◆ Source records ◆
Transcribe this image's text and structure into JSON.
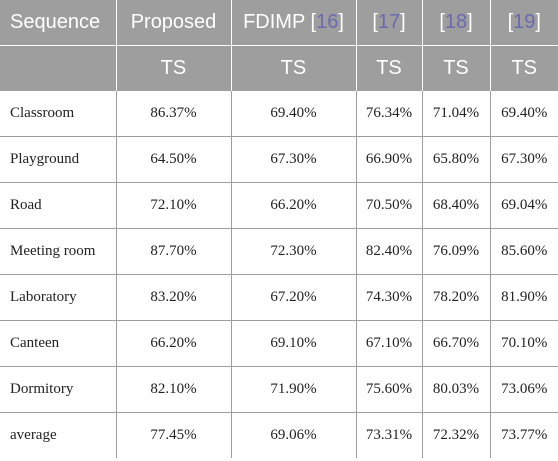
{
  "header": {
    "sequence": "Sequence",
    "columns": [
      {
        "name": "Proposed",
        "ref": ""
      },
      {
        "name": "FDIMP ",
        "ref": "16"
      },
      {
        "name": "",
        "ref": "17"
      },
      {
        "name": "",
        "ref": "18"
      },
      {
        "name": "",
        "ref": "19"
      }
    ],
    "metric": "TS"
  },
  "rows": [
    {
      "name": "Classroom",
      "values": [
        "86.37%",
        "69.40%",
        "76.34%",
        "71.04%",
        "69.40%"
      ]
    },
    {
      "name": "Playground",
      "values": [
        "64.50%",
        "67.30%",
        "66.90%",
        "65.80%",
        "67.30%"
      ]
    },
    {
      "name": "Road",
      "values": [
        "72.10%",
        "66.20%",
        "70.50%",
        "68.40%",
        "69.04%"
      ]
    },
    {
      "name": "Meeting room",
      "values": [
        "87.70%",
        "72.30%",
        "82.40%",
        "76.09%",
        "85.60%"
      ]
    },
    {
      "name": "Laboratory",
      "values": [
        "83.20%",
        "67.20%",
        "74.30%",
        "78.20%",
        "81.90%"
      ]
    },
    {
      "name": "Canteen",
      "values": [
        "66.20%",
        "69.10%",
        "67.10%",
        "66.70%",
        "70.10%"
      ]
    },
    {
      "name": "Dormitory",
      "values": [
        "82.10%",
        "71.90%",
        "75.60%",
        "80.03%",
        "73.06%"
      ]
    },
    {
      "name": "average",
      "values": [
        "77.45%",
        "69.06%",
        "73.31%",
        "72.32%",
        "73.77%"
      ]
    }
  ]
}
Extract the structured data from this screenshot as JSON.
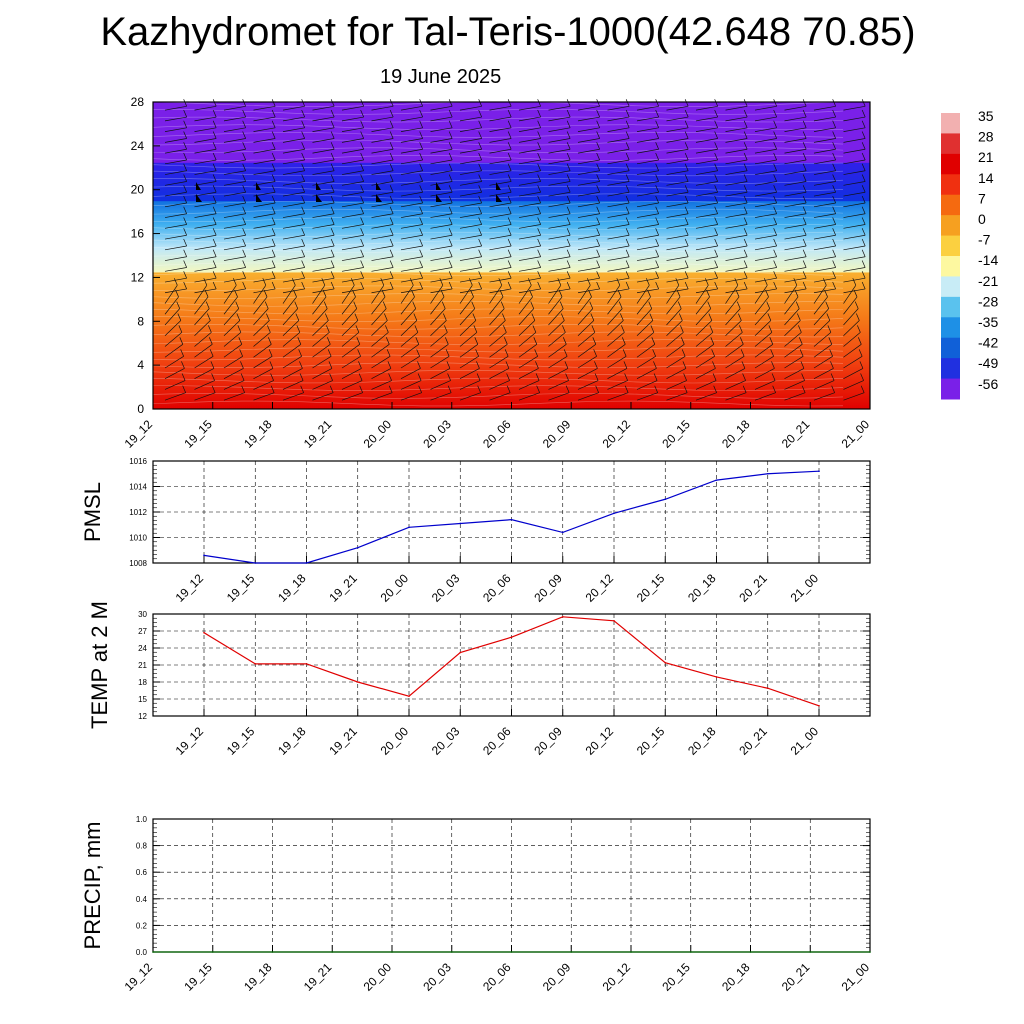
{
  "header": {
    "title": "Kazhydromet for Tal-Teris-1000(42.648 70.85)",
    "date": "19 June 2025"
  },
  "chart_data": [
    {
      "type": "heatmap",
      "name": "height-time cross section",
      "categories": [
        "19_12",
        "19_15",
        "19_18",
        "19_21",
        "20_00",
        "20_03",
        "20_06",
        "20_09",
        "20_12",
        "20_15",
        "20_18",
        "20_21",
        "21_00"
      ],
      "ylim": [
        0,
        28
      ],
      "yticks": [
        0,
        4,
        8,
        12,
        16,
        20,
        24,
        28
      ],
      "colorbar": {
        "labels": [
          "35",
          "28",
          "21",
          "14",
          "7",
          "0",
          "-7",
          "-14",
          "-21",
          "-28",
          "-35",
          "-42",
          "-49",
          "-56"
        ],
        "colors": [
          "#f2b0b0",
          "#e03030",
          "#e00000",
          "#f03010",
          "#f56a10",
          "#f6a020",
          "#fbd040",
          "#fdf8a0",
          "#c8ecf6",
          "#5ac2ee",
          "#1e90e6",
          "#1060d8",
          "#2030e0",
          "#7a20e8"
        ]
      },
      "bands": [
        {
          "from": 0,
          "to": 12.5,
          "colors": [
            "#e00000",
            "#f04010",
            "#f57a18",
            "#f9b030"
          ]
        },
        {
          "from": 12.5,
          "to": 19,
          "colors": [
            "#f4f8c0",
            "#c0e8f8",
            "#40b0f0",
            "#1070e0"
          ]
        },
        {
          "from": 19,
          "to": 22.5,
          "colors": [
            "#1030e0",
            "#3020e8"
          ]
        },
        {
          "from": 22.5,
          "to": 28,
          "colors": [
            "#7a20e8",
            "#7a20e8"
          ]
        }
      ]
    },
    {
      "type": "line",
      "ylabel": "PMSL",
      "categories": [
        "19_12",
        "19_15",
        "19_18",
        "19_21",
        "20_00",
        "20_03",
        "20_06",
        "20_09",
        "20_12",
        "20_15",
        "20_18",
        "20_21",
        "21_00"
      ],
      "values": [
        1008.6,
        1008.0,
        1008.0,
        1009.2,
        1010.8,
        1011.1,
        1011.4,
        1010.4,
        1011.9,
        1013.0,
        1014.5,
        1015.0,
        1015.2
      ],
      "ylim": [
        1008,
        1016
      ],
      "yticks": [
        1008,
        1010,
        1012,
        1014,
        1016
      ],
      "color": "#0000cc"
    },
    {
      "type": "line",
      "ylabel": "TEMP at 2 M",
      "categories": [
        "19_12",
        "19_15",
        "19_18",
        "19_21",
        "20_00",
        "20_03",
        "20_06",
        "20_09",
        "20_12",
        "20_15",
        "20_18",
        "20_21",
        "21_00"
      ],
      "values": [
        26.7,
        21.2,
        21.2,
        18.0,
        15.5,
        23.2,
        25.9,
        29.5,
        28.8,
        21.4,
        18.9,
        16.9,
        13.8
      ],
      "ylim": [
        12,
        30
      ],
      "yticks": [
        12,
        15,
        18,
        21,
        24,
        27,
        30
      ],
      "color": "#e00000"
    },
    {
      "type": "line",
      "ylabel": "PRECIP, mm",
      "categories": [
        "19_12",
        "19_15",
        "19_18",
        "19_21",
        "20_00",
        "20_03",
        "20_06",
        "20_09",
        "20_12",
        "20_15",
        "20_18",
        "20_21",
        "21_00"
      ],
      "values": [
        0,
        0,
        0,
        0,
        0,
        0,
        0,
        0,
        0,
        0,
        0,
        0,
        0
      ],
      "ylim": [
        0,
        1
      ],
      "yticks": [
        "0.0",
        "0.2",
        "0.4",
        "0.6",
        "0.8",
        "1.0"
      ],
      "color": "#006600"
    }
  ]
}
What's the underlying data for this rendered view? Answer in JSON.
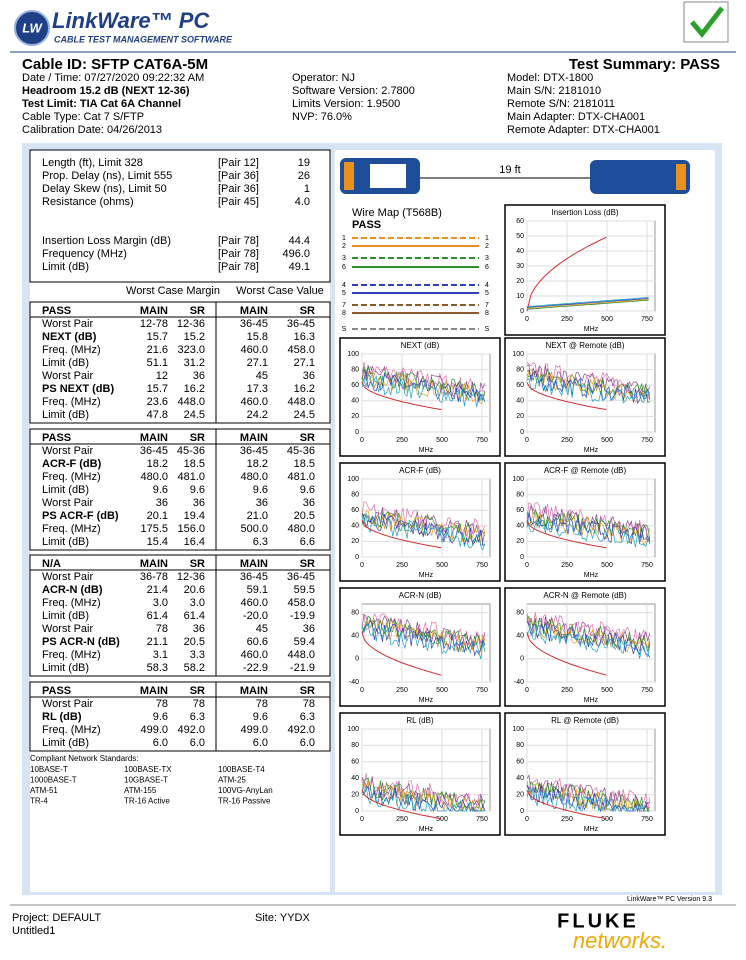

◆ The exercise ◆
Output every entry word for word, but omit the pictures.

◆ The output ◆
Transcribe this image's text and structure into JSON.
{
  "header": {
    "sequence": "Sequence",
    "columns": [
      {
        "name": "Proposed",
        "ref": ""
      },
      {
        "name": "FDIMP ",
        "ref": "16"
      },
      {
        "name": "",
        "ref": "17"
      },
      {
        "name": "",
        "ref": "18"
      },
      {
        "name": "",
        "ref": "19"
      }
    ],
    "metric": "TS"
  },
  "rows": [
    {
      "name": "Classroom",
      "values": [
        "86.37%",
        "69.40%",
        "76.34%",
        "71.04%",
        "69.40%"
      ]
    },
    {
      "name": "Playground",
      "values": [
        "64.50%",
        "67.30%",
        "66.90%",
        "65.80%",
        "67.30%"
      ]
    },
    {
      "name": "Road",
      "values": [
        "72.10%",
        "66.20%",
        "70.50%",
        "68.40%",
        "69.04%"
      ]
    },
    {
      "name": "Meeting room",
      "values": [
        "87.70%",
        "72.30%",
        "82.40%",
        "76.09%",
        "85.60%"
      ]
    },
    {
      "name": "Laboratory",
      "values": [
        "83.20%",
        "67.20%",
        "74.30%",
        "78.20%",
        "81.90%"
      ]
    },
    {
      "name": "Canteen",
      "values": [
        "66.20%",
        "69.10%",
        "67.10%",
        "66.70%",
        "70.10%"
      ]
    },
    {
      "name": "Dormitory",
      "values": [
        "82.10%",
        "71.90%",
        "75.60%",
        "80.03%",
        "73.06%"
      ]
    },
    {
      "name": "average",
      "values": [
        "77.45%",
        "69.06%",
        "73.31%",
        "72.32%",
        "73.77%"
      ]
    }
  ]
}
Extract the structured data from this screenshot as JSON.
{
  "header": {
    "title": "Kazhydromet for Tal-Teris-1000(42.648 70.85)",
    "date": "19 June 2025"
  },
  "chart_data": [
    {
      "type": "heatmap",
      "name": "height-time cross section",
      "categories": [
        "19_12",
        "19_15",
        "19_18",
        "19_21",
        "20_00",
        "20_03",
        "20_06",
        "20_09",
        "20_12",
        "20_15",
        "20_18",
        "20_21",
        "21_00"
      ],
      "ylim": [
        0,
        28
      ],
      "yticks": [
        0,
        4,
        8,
        12,
        16,
        20,
        24,
        28
      ],
      "colorbar": {
        "labels": [
          "35",
          "28",
          "21",
          "14",
          "7",
          "0",
          "-7",
          "-14",
          "-21",
          "-28",
          "-35",
          "-42",
          "-49",
          "-56"
        ],
        "colors": [
          "#f2b0b0",
          "#e03030",
          "#e00000",
          "#f03010",
          "#f56a10",
          "#f6a020",
          "#fbd040",
          "#fdf8a0",
          "#c8ecf6",
          "#5ac2ee",
          "#1e90e6",
          "#1060d8",
          "#2030e0",
          "#7a20e8"
        ]
      },
      "bands": [
        {
          "from": 0,
          "to": 12.5,
          "colors": [
            "#e00000",
            "#f04010",
            "#f57a18",
            "#f9b030"
          ]
        },
        {
          "from": 12.5,
          "to": 19,
          "colors": [
            "#f4f8c0",
            "#c0e8f8",
            "#40b0f0",
            "#1070e0"
          ]
        },
        {
          "from": 19,
          "to": 22.5,
          "colors": [
            "#1030e0",
            "#3020e8"
          ]
        },
        {
          "from": 22.5,
          "to": 28,
          "colors": [
            "#7a20e8",
            "#7a20e8"
          ]
        }
      ]
    },
    {
      "type": "line",
      "ylabel": "PMSL",
      "categories": [
        "19_12",
        "19_15",
        "19_18",
        "19_21",
        "20_00",
        "20_03",
        "20_06",
        "20_09",
        "20_12",
        "20_15",
        "20_18",
        "20_21",
        "21_00"
      ],
      "values": [
        1008.6,
        1008.0,
        1008.0,
        1009.2,
        1010.8,
        1011.1,
        1011.4,
        1010.4,
        1011.9,
        1013.0,
        1014.5,
        1015.0,
        1015.2
      ],
      "ylim": [
        1008,
        1016
      ],
      "yticks": [
        1008,
        1010,
        1012,
        1014,
        1016
      ],
      "color": "#0000cc"
    },
    {
      "type": "line",
      "ylabel": "TEMP at 2 M",
      "categories": [
        "19_12",
        "19_15",
        "19_18",
        "19_21",
        "20_00",
        "20_03",
        "20_06",
        "20_09",
        "20_12",
        "20_15",
        "20_18",
        "20_21",
        "21_00"
      ],
      "values": [
        26.7,
        21.2,
        21.2,
        18.0,
        15.5,
        23.2,
        25.9,
        29.5,
        28.8,
        21.4,
        18.9,
        16.9,
        13.8
      ],
      "ylim": [
        12,
        30
      ],
      "yticks": [
        12,
        15,
        18,
        21,
        24,
        27,
        30
      ],
      "color": "#e00000"
    },
    {
      "type": "line",
      "ylabel": "PRECIP, mm",
      "categories": [
        "19_12",
        "19_15",
        "19_18",
        "19_21",
        "20_00",
        "20_03",
        "20_06",
        "20_09",
        "20_12",
        "20_15",
        "20_18",
        "20_21",
        "21_00"
      ],
      "values": [
        0,
        0,
        0,
        0,
        0,
        0,
        0,
        0,
        0,
        0,
        0,
        0,
        0
      ],
      "ylim": [
        0,
        1
      ],
      "yticks": [
        "0.0",
        "0.2",
        "0.4",
        "0.6",
        "0.8",
        "1.0"
      ],
      "color": "#006600"
    }
  ]
}
What's the underlying data for this rendered view? Answer in JSON.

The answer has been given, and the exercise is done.